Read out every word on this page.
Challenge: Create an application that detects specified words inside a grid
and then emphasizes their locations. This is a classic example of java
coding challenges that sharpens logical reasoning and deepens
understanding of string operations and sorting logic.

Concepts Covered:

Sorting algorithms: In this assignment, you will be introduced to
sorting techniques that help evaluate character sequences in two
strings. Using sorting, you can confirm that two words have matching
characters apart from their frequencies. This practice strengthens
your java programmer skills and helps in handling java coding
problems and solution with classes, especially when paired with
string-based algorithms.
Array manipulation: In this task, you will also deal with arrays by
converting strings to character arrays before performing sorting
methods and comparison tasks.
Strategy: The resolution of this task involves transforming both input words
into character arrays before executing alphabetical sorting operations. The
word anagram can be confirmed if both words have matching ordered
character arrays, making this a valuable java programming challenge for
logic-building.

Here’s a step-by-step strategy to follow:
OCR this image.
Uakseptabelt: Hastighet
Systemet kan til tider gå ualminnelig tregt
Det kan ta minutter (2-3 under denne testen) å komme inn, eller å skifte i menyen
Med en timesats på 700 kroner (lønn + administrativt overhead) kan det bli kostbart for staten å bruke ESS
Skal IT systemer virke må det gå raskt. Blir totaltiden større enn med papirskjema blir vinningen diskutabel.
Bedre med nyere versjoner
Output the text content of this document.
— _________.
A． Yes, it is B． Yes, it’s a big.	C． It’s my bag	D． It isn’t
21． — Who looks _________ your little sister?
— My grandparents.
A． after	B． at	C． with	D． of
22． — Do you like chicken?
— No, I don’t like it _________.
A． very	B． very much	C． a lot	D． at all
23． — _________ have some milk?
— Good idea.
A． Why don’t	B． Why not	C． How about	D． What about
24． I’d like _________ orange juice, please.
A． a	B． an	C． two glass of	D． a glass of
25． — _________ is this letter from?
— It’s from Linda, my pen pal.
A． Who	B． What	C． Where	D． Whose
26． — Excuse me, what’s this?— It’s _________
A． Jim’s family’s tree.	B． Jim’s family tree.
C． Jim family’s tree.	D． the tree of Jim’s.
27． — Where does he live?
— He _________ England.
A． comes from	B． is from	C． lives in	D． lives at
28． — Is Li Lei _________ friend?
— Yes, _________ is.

++++++++++++++++++++

● **What this task involves**: Every line from the one containing "Output the text content of this document." through the end of the entries above must be echoed exactly, with both ends kept.

● **Solved exercise**:
Output the text content of this document.
— _________.
A． Yes, it is B． Yes, it’s a big.	C． It’s my bag	D． It isn’t
21． — Who looks _________ your little sister?
— My grandparents.
A． after	B． at	C． with	D． of
22． — Do you like chicken?
— No, I don’t like it _________.
A． very	B． very much	C． a lot	D． at all
23． — _________ have some milk?
— Good idea.
A． Why don’t	B． Why not	C． How about	D． What about
24． I’d like _________ orange juice, please.
A． a	B． an	C． two glass of	D． a glass of
25． — _________ is this letter from?
— It’s from Linda, my pen pal.
A． Who	B． What	C． Where	D． Whose
26． — Excuse me, what’s this?— It’s _________
A． Jim’s family’s tree.	B． Jim’s family tree.
C． Jim family’s tree.	D． the tree of Jim’s.
27． — Where does he live?
— He _________ England.
A． comes from	B． is from	C． lives in	D． lives at
28． — Is Li Lei _________ friend?
— Yes, _________ is.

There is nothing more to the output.